It's contagious, too. Switching back and forth between intimate concert footage shot in Amsterdam and portraits of life in Cuba, "Buena Vista" imbues the viewer with such pure joy that the intense and heartfelt music of the Grammy-winning group seems merely like the cherry on a big, multiflavored cake. There are so many indelible scenes in "Buena Vista" that it's hard to sort them out -- the classic cars driving by the shoreline, getting splashed by the breaking surf; two band members marveling at the window of a New York souvenir shop, trying to figure out where they've seen the face of a certain blonde woman (Marilyn Monroe) before; Guitarist Compay Segundo looking from the site of the original Social Club. Wenders lets the musicians tell the story; he merely records it.

And, of course, the music is sublime. I was tempted to get up and dance as the band blazed through the wild, sexually charged "Candela," with its playful double-entendres ("Margarita call the fire-men quickly, to put out the flames"). Wenders uses the number to provide a crash course in Cuban music -- if you don't know what a Cuban laoud looks like, you will after seeing the film. And hearing Ferrer and Omara Portundo duet almost makes one forget that the mean age of Buena Vista Social Club is 75. The emotions they stir in the listener are those of youthful passions.

The film is playing through Tuesday at the Village Square Cinemas. I cannot recommend highly enough that you drop those plantains you're nibbling on, drive up to the Lakes and see one of the best films of the year, and the best concert/music documentary since the 1984 Jonathan Demme/Talking Heads collaboration, "Stop Making Sense." In this season of the "Blair Witch," it's nice to remember that there are happy accidents, too. Absolutely lovely.

#### GIVEN RECORDS
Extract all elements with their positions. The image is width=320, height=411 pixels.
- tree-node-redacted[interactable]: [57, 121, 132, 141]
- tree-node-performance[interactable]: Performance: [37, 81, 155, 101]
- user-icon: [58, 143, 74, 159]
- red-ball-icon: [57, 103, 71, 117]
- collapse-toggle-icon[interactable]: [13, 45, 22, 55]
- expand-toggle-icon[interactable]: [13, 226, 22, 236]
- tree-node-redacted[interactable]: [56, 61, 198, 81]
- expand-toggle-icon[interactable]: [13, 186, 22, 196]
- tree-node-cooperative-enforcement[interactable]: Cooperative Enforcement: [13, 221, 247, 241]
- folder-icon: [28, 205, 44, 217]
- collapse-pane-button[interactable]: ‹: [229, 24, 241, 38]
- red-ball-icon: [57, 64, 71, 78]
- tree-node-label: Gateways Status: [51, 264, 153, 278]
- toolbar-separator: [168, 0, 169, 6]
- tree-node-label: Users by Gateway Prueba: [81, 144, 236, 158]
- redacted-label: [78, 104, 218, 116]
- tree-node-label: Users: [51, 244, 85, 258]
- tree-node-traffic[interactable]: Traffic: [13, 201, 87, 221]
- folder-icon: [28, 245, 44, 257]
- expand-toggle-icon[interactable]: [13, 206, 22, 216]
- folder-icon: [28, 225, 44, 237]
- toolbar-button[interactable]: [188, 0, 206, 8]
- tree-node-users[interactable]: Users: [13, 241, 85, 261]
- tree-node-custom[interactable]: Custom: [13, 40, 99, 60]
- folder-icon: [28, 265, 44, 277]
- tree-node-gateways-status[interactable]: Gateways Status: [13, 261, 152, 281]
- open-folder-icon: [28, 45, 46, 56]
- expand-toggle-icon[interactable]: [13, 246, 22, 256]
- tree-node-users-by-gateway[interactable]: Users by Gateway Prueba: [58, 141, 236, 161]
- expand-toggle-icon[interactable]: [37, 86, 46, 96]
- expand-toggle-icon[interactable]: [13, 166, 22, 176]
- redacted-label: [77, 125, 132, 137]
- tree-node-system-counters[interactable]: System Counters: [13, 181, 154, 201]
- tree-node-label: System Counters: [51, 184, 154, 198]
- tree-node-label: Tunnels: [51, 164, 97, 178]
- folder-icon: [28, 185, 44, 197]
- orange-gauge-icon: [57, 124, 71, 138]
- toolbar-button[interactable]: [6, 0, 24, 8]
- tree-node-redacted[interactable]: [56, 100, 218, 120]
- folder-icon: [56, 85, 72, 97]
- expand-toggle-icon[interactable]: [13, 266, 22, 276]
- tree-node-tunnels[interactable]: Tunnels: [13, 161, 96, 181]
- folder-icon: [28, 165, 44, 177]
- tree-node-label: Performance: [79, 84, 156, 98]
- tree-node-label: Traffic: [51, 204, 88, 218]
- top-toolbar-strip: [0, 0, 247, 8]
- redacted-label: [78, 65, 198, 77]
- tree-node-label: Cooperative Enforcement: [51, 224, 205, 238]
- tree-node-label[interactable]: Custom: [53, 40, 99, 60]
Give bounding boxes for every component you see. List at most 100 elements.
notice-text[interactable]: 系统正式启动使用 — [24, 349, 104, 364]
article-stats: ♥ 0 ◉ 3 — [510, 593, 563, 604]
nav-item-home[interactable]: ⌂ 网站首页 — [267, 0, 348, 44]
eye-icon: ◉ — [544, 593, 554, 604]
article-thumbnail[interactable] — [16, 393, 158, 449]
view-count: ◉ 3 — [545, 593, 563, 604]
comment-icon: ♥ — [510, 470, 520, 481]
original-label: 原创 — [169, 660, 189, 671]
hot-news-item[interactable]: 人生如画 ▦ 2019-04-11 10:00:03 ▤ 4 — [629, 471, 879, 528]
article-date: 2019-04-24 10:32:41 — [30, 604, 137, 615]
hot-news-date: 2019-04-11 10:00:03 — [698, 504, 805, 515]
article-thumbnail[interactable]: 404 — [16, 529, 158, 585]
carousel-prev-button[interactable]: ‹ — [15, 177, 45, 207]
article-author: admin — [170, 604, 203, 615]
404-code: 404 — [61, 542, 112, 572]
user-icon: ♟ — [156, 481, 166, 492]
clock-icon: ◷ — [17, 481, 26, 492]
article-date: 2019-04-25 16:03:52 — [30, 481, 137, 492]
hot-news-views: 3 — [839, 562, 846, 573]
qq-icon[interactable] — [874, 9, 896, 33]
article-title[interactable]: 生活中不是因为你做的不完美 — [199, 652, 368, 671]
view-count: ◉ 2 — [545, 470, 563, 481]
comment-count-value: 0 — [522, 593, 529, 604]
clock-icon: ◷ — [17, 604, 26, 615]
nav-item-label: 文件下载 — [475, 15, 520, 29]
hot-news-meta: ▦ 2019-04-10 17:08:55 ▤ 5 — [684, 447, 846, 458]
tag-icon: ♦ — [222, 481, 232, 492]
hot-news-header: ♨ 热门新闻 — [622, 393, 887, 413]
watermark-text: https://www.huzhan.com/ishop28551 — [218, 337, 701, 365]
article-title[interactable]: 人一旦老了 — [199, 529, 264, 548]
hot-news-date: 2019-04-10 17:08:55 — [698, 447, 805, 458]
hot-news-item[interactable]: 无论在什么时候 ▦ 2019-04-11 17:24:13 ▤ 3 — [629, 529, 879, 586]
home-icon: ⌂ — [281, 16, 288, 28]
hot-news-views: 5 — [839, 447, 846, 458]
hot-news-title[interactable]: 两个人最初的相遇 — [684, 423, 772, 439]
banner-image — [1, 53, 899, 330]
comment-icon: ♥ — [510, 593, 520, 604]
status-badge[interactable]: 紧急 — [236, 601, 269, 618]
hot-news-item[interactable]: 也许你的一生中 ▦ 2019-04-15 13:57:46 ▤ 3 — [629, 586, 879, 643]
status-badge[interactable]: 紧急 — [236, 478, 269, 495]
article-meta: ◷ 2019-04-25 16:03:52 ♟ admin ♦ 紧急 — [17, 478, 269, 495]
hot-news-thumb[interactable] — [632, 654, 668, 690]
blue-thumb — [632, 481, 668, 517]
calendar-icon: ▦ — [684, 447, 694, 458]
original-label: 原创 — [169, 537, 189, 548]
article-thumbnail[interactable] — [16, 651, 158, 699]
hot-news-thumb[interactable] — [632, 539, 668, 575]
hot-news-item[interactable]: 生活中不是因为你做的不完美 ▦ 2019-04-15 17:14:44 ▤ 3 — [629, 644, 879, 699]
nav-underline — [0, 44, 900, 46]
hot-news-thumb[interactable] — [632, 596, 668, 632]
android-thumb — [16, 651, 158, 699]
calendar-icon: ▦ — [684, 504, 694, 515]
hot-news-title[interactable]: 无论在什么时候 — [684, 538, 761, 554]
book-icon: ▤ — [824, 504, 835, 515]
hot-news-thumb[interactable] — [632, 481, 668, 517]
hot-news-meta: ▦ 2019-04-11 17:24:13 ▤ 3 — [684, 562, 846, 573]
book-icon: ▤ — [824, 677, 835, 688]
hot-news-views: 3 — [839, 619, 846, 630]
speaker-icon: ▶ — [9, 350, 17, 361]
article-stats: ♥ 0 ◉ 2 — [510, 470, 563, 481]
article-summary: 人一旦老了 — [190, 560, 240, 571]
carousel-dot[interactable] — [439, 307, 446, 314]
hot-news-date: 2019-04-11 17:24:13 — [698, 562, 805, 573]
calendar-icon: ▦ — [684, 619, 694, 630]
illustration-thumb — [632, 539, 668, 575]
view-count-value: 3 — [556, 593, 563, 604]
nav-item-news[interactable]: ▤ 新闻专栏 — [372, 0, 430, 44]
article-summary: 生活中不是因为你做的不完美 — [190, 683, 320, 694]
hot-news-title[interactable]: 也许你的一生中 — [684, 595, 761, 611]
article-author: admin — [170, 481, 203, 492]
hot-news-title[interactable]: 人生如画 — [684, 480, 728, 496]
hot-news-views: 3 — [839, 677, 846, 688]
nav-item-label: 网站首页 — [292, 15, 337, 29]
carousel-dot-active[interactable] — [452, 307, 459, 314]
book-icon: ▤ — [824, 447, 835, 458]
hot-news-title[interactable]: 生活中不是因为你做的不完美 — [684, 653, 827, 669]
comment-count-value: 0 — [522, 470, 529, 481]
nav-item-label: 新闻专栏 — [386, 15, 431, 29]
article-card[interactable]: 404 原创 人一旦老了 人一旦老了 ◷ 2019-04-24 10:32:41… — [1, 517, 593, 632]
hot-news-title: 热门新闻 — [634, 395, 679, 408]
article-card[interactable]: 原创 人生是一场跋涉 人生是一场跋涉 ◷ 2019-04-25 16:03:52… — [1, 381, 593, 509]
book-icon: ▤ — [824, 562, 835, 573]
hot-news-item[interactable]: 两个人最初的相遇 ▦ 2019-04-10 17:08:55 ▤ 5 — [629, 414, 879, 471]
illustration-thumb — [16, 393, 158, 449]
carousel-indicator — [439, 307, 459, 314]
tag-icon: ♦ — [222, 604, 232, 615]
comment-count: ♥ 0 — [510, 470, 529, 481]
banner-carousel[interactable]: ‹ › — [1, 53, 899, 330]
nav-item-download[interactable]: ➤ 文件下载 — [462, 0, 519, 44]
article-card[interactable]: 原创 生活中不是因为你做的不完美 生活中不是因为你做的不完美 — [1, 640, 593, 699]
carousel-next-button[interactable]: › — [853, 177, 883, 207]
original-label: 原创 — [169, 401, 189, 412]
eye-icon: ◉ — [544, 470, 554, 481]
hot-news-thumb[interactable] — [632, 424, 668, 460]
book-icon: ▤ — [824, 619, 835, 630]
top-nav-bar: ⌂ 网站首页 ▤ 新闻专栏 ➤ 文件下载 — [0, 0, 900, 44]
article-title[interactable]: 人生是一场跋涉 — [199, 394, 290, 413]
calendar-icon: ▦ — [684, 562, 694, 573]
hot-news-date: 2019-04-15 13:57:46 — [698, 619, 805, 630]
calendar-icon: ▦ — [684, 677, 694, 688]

#### HOW TO COMPLETE THIS TASK
Copy the passage of the film review starting at "The film is" and ending at "too. Absolutely lovely.".

#### SOLVED EXERCISE
The film is playing through Tuesday at the Village Square Cinemas. I cannot recommend highly enough that you drop those plantains you're nibbling on, drive up to the Lakes and see one of the best films of the year, and the best concert/music documentary since the 1984 Jonathan Demme/Talking Heads collaboration, "Stop Making Sense." In this season of the "Blair Witch," it's nice to remember that there are happy accidents, too. Absolutely lovely.